[Begin Entries provided]

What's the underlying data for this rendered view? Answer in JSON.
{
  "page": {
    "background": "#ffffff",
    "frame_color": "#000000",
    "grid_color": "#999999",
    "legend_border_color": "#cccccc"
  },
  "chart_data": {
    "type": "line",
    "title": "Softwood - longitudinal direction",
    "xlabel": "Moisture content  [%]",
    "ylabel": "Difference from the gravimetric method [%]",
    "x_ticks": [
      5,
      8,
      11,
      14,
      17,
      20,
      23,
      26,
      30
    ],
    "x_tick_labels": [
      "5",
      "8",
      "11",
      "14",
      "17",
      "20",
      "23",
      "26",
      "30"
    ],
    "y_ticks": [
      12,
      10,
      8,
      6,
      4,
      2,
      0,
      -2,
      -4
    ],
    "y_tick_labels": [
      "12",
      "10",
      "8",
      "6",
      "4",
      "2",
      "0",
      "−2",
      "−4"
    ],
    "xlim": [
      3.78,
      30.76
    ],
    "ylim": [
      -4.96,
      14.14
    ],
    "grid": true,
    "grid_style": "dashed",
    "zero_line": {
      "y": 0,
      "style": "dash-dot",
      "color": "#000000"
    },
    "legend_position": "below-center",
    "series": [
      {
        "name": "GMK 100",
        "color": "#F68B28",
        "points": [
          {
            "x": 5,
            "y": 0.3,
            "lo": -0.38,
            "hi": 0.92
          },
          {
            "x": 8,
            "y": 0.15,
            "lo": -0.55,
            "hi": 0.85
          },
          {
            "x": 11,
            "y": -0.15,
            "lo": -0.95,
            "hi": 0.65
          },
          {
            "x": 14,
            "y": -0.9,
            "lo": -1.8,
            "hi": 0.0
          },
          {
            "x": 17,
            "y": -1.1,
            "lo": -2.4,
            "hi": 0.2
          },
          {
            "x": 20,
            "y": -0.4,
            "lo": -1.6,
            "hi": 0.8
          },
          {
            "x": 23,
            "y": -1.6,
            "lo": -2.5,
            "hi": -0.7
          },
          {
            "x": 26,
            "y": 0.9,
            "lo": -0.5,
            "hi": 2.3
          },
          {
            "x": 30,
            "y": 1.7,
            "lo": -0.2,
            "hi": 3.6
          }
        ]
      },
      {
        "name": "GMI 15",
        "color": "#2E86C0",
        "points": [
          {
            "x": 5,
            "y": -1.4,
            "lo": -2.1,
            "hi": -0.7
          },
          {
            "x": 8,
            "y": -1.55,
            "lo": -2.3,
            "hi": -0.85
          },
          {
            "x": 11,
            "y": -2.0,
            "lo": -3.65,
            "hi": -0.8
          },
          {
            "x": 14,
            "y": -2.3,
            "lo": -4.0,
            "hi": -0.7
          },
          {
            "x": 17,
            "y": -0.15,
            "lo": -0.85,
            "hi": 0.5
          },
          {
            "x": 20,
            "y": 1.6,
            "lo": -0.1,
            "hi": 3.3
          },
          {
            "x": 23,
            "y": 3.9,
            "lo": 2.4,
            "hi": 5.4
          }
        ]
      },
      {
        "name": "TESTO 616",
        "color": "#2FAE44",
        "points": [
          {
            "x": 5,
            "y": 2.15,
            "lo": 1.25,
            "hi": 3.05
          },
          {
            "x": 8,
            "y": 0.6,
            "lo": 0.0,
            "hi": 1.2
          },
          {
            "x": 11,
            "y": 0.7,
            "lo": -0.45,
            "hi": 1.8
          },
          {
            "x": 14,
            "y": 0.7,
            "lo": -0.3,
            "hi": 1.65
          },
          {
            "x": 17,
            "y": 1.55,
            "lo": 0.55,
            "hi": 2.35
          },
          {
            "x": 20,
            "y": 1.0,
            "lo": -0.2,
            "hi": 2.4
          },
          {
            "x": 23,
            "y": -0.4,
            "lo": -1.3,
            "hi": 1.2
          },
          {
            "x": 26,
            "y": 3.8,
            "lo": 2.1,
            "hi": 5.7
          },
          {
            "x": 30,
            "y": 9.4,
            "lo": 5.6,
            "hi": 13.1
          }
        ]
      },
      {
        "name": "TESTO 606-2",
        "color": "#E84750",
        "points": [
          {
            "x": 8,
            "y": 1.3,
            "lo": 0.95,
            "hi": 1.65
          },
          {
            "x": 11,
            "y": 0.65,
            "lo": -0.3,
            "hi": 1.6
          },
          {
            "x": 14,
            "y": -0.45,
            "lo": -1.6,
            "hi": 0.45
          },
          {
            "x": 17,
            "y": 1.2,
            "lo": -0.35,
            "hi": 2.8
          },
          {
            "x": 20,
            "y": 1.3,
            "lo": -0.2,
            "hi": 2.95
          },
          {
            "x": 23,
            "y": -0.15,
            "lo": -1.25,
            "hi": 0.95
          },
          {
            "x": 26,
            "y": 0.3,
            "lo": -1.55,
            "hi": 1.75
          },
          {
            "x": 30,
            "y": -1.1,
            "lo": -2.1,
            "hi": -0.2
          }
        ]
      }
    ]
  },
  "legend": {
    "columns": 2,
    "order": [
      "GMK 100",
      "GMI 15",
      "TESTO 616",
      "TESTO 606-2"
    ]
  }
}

[End Entries provided]

● The request
Without leaving anything out, quote all the data.

● Result of this task
What's the underlying data for this rendered view? Answer in JSON.
{
  "page": {
    "background": "#ffffff",
    "frame_color": "#000000",
    "grid_color": "#999999",
    "legend_border_color": "#cccccc"
  },
  "chart_data": {
    "type": "line",
    "title": "Softwood - longitudinal direction",
    "xlabel": "Moisture content  [%]",
    "ylabel": "Difference from the gravimetric method [%]",
    "x_ticks": [
      5,
      8,
      11,
      14,
      17,
      20,
      23,
      26,
      30
    ],
    "x_tick_labels": [
      "5",
      "8",
      "11",
      "14",
      "17",
      "20",
      "23",
      "26",
      "30"
    ],
    "y_ticks": [
      12,
      10,
      8,
      6,
      4,
      2,
      0,
      -2,
      -4
    ],
    "y_tick_labels": [
      "12",
      "10",
      "8",
      "6",
      "4",
      "2",
      "0",
      "−2",
      "−4"
    ],
    "xlim": [
      3.78,
      30.76
    ],
    "ylim": [
      -4.96,
      14.14
    ],
    "grid": true,
    "grid_style": "dashed",
    "zero_line": {
      "y": 0,
      "style": "dash-dot",
      "color": "#000000"
    },
    "legend_position": "below-center",
    "series": [
      {
        "name": "GMK 100",
        "color": "#F68B28",
        "points": [
          {
            "x": 5,
            "y": 0.3,
            "lo": -0.38,
            "hi": 0.92
          },
          {
            "x": 8,
            "y": 0.15,
            "lo": -0.55,
            "hi": 0.85
          },
          {
            "x": 11,
            "y": -0.15,
            "lo": -0.95,
            "hi": 0.65
          },
          {
            "x": 14,
            "y": -0.9,
            "lo": -1.8,
            "hi": 0.0
          },
          {
            "x": 17,
            "y": -1.1,
            "lo": -2.4,
            "hi": 0.2
          },
          {
            "x": 20,
            "y": -0.4,
            "lo": -1.6,
            "hi": 0.8
          },
          {
            "x": 23,
            "y": -1.6,
            "lo": -2.5,
            "hi": -0.7
          },
          {
            "x": 26,
            "y": 0.9,
            "lo": -0.5,
            "hi": 2.3
          },
          {
            "x": 30,
            "y": 1.7,
            "lo": -0.2,
            "hi": 3.6
          }
        ]
      },
      {
        "name": "GMI 15",
        "color": "#2E86C0",
        "points": [
          {
            "x": 5,
            "y": -1.4,
            "lo": -2.1,
            "hi": -0.7
          },
          {
            "x": 8,
            "y": -1.55,
            "lo": -2.3,
            "hi": -0.85
          },
          {
            "x": 11,
            "y": -2.0,
            "lo": -3.65,
            "hi": -0.8
          },
          {
            "x": 14,
            "y": -2.3,
            "lo": -4.0,
            "hi": -0.7
          },
          {
            "x": 17,
            "y": -0.15,
            "lo": -0.85,
            "hi": 0.5
          },
          {
            "x": 20,
            "y": 1.6,
            "lo": -0.1,
            "hi": 3.3
          },
          {
            "x": 23,
            "y": 3.9,
            "lo": 2.4,
            "hi": 5.4
          }
        ]
      },
      {
        "name": "TESTO 616",
        "color": "#2FAE44",
        "points": [
          {
            "x": 5,
            "y": 2.15,
            "lo": 1.25,
            "hi": 3.05
          },
          {
            "x": 8,
            "y": 0.6,
            "lo": 0.0,
            "hi": 1.2
          },
          {
            "x": 11,
            "y": 0.7,
            "lo": -0.45,
            "hi": 1.8
          },
          {
            "x": 14,
            "y": 0.7,
            "lo": -0.3,
            "hi": 1.65
          },
          {
            "x": 17,
            "y": 1.55,
            "lo": 0.55,
            "hi": 2.35
          },
          {
            "x": 20,
            "y": 1.0,
            "lo": -0.2,
            "hi": 2.4
          },
          {
            "x": 23,
            "y": -0.4,
            "lo": -1.3,
            "hi": 1.2
          },
          {
            "x": 26,
            "y": 3.8,
            "lo": 2.1,
            "hi": 5.7
          },
          {
            "x": 30,
            "y": 9.4,
            "lo": 5.6,
            "hi": 13.1
          }
        ]
      },
      {
        "name": "TESTO 606-2",
        "color": "#E84750",
        "points": [
          {
            "x": 8,
            "y": 1.3,
            "lo": 0.95,
            "hi": 1.65
          },
          {
            "x": 11,
            "y": 0.65,
            "lo": -0.3,
            "hi": 1.6
          },
          {
            "x": 14,
            "y": -0.45,
            "lo": -1.6,
            "hi": 0.45
          },
          {
            "x": 17,
            "y": 1.2,
            "lo": -0.35,
            "hi": 2.8
          },
          {
            "x": 20,
            "y": 1.3,
            "lo": -0.2,
            "hi": 2.95
          },
          {
            "x": 23,
            "y": -0.15,
            "lo": -1.25,
            "hi": 0.95
          },
          {
            "x": 26,
            "y": 0.3,
            "lo": -1.55,
            "hi": 1.75
          },
          {
            "x": 30,
            "y": -1.1,
            "lo": -2.1,
            "hi": -0.2
          }
        ]
      }
    ]
  },
  "legend": {
    "columns": 2,
    "order": [
      "GMK 100",
      "GMI 15",
      "TESTO 616",
      "TESTO 606-2"
    ]
  }
}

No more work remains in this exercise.